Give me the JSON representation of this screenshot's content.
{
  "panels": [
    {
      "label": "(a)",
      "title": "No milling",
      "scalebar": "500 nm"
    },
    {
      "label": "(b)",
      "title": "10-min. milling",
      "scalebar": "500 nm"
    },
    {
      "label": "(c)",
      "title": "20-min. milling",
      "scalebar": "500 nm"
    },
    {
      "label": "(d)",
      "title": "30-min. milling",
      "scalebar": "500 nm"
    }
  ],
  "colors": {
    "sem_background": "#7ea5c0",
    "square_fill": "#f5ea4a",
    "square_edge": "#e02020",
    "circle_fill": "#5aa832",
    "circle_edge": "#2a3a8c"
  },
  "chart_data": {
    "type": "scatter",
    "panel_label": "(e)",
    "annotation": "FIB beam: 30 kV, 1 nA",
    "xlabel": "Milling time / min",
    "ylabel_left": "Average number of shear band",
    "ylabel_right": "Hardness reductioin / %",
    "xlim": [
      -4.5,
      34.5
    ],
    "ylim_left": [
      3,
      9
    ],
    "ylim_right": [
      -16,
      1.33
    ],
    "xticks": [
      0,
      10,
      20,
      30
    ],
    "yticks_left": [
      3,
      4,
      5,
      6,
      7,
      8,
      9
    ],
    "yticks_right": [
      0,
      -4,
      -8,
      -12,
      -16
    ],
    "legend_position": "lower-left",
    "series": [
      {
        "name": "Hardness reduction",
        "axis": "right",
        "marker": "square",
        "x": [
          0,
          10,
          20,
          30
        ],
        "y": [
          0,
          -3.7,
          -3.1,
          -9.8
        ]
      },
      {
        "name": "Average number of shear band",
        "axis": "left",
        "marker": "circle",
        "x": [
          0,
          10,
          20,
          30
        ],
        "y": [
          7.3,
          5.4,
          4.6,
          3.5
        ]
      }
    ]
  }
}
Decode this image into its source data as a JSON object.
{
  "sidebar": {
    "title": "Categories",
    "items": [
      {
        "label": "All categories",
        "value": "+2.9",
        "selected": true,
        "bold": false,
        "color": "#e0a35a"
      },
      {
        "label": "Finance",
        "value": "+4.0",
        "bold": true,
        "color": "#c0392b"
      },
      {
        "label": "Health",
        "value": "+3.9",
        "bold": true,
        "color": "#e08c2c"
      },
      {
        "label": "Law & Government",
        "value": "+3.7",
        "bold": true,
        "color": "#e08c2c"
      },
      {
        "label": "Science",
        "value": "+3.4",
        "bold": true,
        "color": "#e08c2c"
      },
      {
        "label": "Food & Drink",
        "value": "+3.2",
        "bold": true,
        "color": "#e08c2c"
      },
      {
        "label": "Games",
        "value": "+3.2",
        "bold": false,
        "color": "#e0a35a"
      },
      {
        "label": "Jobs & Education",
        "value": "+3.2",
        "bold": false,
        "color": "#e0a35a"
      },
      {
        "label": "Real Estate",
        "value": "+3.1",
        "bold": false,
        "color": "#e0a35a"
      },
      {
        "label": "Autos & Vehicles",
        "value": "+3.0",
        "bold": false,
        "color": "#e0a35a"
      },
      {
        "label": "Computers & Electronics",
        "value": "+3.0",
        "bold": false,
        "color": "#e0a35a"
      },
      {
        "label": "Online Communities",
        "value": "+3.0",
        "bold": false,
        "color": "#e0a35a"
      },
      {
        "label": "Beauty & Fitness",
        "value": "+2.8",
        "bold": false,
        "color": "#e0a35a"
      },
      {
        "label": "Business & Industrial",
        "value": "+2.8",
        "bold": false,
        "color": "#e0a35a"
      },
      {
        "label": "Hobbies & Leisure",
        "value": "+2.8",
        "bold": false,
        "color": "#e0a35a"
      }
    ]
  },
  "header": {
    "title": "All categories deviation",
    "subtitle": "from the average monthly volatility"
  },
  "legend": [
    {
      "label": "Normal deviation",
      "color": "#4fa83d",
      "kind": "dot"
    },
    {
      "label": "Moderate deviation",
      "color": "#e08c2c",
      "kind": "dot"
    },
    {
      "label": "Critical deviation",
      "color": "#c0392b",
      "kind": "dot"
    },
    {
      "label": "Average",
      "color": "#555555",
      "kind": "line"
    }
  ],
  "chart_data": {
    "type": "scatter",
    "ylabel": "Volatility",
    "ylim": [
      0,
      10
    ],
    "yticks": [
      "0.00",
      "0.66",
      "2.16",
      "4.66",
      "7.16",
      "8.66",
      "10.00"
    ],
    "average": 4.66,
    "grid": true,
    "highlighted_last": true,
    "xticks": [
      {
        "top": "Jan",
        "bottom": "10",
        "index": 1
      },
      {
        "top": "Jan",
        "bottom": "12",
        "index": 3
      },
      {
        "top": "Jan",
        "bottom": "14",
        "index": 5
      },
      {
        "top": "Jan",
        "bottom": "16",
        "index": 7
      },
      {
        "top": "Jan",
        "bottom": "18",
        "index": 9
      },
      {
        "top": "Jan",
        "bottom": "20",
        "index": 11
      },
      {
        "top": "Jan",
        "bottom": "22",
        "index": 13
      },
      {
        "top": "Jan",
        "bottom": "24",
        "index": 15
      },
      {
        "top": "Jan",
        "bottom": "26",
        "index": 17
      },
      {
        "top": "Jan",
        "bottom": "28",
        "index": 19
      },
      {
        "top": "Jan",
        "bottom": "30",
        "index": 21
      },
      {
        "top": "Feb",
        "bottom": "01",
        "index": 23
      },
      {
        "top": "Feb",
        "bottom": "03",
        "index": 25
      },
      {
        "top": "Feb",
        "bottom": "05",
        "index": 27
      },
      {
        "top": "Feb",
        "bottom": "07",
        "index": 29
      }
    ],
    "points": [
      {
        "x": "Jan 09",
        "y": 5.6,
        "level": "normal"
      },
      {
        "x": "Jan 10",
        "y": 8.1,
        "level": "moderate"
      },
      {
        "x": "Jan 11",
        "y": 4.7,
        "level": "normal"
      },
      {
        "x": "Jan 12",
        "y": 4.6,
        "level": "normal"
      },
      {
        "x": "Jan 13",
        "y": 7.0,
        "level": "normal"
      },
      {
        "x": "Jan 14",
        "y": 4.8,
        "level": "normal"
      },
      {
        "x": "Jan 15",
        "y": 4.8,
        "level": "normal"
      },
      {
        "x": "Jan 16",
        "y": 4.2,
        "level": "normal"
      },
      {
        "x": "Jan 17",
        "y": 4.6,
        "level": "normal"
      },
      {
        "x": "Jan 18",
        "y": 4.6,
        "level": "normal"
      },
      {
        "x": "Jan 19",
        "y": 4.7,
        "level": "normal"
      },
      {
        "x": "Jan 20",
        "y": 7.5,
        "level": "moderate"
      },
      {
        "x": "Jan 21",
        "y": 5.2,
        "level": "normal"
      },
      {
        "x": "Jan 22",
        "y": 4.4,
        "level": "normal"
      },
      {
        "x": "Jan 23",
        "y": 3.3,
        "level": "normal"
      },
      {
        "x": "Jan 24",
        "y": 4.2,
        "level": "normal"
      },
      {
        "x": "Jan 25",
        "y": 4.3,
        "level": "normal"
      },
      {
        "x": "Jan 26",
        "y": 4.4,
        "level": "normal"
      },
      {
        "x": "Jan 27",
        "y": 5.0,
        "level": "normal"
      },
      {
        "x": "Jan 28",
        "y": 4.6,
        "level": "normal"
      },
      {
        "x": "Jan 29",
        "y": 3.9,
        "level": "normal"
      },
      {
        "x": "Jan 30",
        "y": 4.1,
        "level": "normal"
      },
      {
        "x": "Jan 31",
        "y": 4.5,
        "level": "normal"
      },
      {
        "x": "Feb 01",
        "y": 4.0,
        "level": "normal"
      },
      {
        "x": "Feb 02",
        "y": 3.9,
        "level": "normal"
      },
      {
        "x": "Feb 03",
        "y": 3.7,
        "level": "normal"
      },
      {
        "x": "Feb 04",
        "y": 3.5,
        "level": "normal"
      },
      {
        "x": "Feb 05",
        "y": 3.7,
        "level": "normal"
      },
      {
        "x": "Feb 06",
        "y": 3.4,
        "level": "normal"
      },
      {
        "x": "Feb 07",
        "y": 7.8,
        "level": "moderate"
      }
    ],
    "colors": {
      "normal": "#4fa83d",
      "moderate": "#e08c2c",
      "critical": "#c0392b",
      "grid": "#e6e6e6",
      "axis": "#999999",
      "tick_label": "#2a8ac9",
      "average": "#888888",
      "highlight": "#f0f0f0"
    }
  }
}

==*==

> PROBLEM REQUIREMENTS
Tell how many lines in the material above include the word "shear", giving the number only.

> ANSWER TO THIS TASK
2